§ **Provided data**:
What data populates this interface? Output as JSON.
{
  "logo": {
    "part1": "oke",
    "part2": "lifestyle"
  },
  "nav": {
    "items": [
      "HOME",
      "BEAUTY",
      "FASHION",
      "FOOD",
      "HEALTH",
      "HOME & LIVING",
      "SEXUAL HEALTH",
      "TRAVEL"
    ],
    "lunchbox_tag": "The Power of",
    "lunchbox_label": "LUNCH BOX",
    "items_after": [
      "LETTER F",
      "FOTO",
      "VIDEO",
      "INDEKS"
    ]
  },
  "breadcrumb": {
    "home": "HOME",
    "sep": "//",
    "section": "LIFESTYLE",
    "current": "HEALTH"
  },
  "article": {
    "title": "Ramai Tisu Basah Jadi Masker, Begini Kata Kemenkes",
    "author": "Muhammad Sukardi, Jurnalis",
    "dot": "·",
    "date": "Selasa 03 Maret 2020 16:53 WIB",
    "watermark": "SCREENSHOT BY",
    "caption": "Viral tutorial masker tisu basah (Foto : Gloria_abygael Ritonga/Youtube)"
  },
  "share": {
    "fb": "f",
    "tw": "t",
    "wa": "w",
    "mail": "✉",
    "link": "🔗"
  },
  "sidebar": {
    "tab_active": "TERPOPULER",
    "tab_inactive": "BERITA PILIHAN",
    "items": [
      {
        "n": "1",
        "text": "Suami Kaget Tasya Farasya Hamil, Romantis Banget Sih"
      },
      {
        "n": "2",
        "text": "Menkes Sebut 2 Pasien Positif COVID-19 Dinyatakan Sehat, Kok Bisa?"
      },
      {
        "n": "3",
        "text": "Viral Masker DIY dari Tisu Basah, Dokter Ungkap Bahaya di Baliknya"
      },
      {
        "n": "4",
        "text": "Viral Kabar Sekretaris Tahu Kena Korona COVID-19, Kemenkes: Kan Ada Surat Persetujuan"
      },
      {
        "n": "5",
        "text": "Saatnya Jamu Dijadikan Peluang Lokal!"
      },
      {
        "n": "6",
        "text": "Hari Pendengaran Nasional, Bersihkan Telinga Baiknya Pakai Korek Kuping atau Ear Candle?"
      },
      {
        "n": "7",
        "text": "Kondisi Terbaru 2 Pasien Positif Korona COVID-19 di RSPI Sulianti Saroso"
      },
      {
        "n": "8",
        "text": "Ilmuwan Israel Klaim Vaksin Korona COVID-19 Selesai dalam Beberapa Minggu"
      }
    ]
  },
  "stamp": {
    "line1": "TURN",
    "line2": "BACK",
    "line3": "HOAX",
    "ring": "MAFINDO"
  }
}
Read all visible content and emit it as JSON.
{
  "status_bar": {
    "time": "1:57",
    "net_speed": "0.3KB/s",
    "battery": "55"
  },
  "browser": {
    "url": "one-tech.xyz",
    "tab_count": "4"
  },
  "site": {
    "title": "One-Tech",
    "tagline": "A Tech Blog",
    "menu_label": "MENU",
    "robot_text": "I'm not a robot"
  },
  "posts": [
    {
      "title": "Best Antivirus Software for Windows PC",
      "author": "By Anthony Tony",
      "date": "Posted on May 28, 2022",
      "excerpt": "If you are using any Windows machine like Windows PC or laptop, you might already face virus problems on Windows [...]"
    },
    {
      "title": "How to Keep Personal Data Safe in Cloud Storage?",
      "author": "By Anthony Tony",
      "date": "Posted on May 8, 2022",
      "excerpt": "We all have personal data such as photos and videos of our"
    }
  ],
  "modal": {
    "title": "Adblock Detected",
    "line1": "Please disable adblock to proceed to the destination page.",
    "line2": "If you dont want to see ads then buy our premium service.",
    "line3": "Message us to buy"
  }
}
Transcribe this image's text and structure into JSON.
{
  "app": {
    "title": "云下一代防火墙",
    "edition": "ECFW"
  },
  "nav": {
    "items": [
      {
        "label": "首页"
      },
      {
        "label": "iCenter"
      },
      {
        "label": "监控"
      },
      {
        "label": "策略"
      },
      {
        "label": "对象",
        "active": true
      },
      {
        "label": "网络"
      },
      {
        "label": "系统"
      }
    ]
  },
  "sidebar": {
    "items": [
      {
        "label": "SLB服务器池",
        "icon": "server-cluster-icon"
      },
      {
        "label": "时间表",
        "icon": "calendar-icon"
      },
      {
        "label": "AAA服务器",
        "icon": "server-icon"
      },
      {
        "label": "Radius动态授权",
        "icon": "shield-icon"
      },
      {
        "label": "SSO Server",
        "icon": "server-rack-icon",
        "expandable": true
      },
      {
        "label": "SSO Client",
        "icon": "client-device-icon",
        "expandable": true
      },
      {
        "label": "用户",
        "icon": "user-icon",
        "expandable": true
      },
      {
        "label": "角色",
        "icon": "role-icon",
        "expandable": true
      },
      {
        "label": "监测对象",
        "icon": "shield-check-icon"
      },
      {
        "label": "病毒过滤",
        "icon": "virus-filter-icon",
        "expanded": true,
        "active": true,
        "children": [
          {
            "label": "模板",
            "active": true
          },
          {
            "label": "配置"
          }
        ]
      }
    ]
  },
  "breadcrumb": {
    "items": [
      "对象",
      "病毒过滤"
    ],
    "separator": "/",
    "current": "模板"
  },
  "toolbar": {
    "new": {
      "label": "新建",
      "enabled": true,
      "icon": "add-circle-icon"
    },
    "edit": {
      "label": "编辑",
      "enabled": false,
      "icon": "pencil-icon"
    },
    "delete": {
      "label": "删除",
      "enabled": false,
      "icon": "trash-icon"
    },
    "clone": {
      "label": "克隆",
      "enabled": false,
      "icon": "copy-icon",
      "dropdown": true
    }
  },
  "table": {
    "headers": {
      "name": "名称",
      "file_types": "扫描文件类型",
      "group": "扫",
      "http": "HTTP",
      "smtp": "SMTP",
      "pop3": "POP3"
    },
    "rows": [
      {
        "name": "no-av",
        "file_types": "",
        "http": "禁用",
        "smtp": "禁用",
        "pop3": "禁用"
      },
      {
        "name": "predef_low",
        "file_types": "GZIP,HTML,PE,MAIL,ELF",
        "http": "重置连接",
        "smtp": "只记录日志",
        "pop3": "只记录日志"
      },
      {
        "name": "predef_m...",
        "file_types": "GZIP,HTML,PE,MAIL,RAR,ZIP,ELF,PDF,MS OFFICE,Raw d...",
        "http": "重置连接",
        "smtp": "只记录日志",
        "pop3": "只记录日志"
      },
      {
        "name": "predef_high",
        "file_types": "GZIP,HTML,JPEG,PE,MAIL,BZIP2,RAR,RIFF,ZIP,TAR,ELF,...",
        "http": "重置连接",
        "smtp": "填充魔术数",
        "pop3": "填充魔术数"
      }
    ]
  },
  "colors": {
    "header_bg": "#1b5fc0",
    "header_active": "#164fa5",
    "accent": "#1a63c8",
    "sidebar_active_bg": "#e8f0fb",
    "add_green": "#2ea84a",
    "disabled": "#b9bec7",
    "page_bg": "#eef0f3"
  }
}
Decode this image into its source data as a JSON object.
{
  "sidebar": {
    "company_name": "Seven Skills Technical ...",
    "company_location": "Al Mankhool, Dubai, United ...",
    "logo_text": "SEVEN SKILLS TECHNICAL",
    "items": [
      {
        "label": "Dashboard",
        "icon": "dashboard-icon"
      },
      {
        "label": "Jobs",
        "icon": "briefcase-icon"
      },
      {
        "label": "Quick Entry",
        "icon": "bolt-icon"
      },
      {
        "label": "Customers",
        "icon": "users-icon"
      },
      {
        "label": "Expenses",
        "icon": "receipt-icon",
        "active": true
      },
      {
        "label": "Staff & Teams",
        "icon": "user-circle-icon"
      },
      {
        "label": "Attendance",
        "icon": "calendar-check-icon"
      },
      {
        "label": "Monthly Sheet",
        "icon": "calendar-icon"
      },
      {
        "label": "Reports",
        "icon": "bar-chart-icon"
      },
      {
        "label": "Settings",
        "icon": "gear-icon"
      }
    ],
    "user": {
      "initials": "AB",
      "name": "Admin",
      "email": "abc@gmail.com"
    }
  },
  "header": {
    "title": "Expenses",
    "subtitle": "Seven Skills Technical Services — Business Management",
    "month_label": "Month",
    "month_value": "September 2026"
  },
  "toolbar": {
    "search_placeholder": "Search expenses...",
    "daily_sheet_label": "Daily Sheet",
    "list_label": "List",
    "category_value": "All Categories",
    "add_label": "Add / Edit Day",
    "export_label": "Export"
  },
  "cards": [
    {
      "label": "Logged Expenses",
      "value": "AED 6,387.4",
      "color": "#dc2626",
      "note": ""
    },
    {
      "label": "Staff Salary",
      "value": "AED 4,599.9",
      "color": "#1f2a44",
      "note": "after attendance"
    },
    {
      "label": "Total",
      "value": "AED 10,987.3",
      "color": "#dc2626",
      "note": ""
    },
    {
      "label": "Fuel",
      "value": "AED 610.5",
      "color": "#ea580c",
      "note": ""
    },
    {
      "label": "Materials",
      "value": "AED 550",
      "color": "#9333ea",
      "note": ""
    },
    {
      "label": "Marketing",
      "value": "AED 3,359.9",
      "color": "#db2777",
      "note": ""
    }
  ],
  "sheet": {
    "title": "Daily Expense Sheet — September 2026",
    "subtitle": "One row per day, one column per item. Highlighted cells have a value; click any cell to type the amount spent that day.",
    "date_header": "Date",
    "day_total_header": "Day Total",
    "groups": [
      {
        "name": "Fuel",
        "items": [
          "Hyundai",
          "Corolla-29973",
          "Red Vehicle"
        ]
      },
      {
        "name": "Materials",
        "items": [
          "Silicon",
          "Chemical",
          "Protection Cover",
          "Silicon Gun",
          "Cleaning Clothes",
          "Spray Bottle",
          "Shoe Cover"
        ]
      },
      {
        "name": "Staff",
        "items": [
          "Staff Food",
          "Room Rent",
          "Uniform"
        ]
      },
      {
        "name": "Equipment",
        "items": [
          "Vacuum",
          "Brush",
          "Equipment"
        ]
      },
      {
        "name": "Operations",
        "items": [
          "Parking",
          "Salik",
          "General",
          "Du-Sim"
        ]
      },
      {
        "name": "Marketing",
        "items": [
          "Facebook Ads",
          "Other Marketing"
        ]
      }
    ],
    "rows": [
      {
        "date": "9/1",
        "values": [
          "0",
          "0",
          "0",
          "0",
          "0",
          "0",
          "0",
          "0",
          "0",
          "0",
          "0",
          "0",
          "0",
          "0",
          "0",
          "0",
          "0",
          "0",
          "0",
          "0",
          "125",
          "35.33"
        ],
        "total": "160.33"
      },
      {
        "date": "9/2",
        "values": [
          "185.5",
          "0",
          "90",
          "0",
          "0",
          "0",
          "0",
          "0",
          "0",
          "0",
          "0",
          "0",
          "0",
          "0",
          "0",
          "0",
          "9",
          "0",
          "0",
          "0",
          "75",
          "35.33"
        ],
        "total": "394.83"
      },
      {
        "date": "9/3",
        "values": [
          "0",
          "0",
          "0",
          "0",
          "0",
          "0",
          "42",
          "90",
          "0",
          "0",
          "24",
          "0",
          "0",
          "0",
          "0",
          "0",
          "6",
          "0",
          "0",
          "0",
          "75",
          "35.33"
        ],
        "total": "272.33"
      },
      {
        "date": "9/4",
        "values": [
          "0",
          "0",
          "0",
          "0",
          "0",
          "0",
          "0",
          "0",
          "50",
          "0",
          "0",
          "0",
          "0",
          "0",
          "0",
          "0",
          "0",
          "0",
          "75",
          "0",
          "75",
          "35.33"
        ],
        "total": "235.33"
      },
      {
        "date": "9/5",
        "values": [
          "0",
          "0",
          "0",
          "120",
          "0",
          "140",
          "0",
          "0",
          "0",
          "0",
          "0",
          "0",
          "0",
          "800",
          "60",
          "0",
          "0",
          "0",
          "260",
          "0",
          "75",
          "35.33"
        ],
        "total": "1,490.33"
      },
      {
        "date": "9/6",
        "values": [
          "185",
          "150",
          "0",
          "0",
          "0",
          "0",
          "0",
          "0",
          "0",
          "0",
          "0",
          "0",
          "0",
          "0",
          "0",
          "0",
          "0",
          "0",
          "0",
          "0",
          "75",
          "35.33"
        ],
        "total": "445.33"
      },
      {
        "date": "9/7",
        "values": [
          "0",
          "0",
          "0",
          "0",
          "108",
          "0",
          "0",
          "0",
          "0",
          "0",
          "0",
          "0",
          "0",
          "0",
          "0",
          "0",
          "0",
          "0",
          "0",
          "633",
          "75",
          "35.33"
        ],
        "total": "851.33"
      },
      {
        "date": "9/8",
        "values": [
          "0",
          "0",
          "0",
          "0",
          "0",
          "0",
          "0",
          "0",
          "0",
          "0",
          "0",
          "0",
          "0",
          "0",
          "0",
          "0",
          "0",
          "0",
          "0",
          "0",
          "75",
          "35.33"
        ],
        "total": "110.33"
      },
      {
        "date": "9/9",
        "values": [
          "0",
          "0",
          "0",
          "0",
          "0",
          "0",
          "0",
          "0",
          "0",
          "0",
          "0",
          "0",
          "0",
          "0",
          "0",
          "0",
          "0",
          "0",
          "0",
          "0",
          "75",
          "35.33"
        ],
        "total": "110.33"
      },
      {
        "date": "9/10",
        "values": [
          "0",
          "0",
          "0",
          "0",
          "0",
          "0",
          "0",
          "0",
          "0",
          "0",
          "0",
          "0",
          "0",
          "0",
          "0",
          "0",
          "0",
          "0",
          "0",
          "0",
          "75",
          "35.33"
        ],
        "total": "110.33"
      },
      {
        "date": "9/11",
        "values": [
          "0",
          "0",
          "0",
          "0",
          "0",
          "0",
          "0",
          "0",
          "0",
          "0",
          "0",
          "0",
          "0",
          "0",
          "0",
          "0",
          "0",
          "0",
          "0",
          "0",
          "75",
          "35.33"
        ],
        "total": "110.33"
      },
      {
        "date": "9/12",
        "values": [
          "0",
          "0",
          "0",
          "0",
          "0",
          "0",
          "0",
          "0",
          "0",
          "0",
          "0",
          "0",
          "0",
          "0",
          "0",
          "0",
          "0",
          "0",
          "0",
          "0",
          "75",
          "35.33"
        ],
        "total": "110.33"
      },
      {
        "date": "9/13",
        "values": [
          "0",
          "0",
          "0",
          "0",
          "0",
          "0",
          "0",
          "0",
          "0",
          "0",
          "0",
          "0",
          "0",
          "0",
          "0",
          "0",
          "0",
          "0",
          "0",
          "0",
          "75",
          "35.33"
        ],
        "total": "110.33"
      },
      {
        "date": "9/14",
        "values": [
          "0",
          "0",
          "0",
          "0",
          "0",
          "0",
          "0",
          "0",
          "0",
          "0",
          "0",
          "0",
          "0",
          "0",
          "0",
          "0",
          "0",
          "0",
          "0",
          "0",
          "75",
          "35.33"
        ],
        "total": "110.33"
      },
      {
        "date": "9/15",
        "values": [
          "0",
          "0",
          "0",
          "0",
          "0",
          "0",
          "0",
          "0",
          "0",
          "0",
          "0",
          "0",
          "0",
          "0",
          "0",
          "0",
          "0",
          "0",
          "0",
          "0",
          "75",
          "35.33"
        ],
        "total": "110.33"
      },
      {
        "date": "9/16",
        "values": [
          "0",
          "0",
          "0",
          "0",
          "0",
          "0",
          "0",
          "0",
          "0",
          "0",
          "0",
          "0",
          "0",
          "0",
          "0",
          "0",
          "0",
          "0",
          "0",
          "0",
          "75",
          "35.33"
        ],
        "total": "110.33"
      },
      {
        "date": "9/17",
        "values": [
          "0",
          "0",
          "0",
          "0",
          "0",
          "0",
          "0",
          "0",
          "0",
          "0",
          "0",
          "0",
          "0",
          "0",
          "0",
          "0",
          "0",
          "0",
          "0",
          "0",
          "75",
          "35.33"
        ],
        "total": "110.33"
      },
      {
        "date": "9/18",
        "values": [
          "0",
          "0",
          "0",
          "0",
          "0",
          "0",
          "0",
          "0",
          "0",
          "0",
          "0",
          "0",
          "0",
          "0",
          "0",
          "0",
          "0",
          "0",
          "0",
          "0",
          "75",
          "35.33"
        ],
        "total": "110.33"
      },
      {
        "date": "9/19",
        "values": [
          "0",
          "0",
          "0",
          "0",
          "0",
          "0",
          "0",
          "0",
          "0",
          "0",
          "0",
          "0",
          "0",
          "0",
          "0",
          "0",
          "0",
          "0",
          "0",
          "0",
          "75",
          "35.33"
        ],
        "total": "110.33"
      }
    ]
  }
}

§ **Problem**:
Give the number of lines above that include "HEALTH". Write nothing else.

§ **Answer to this problem**:
3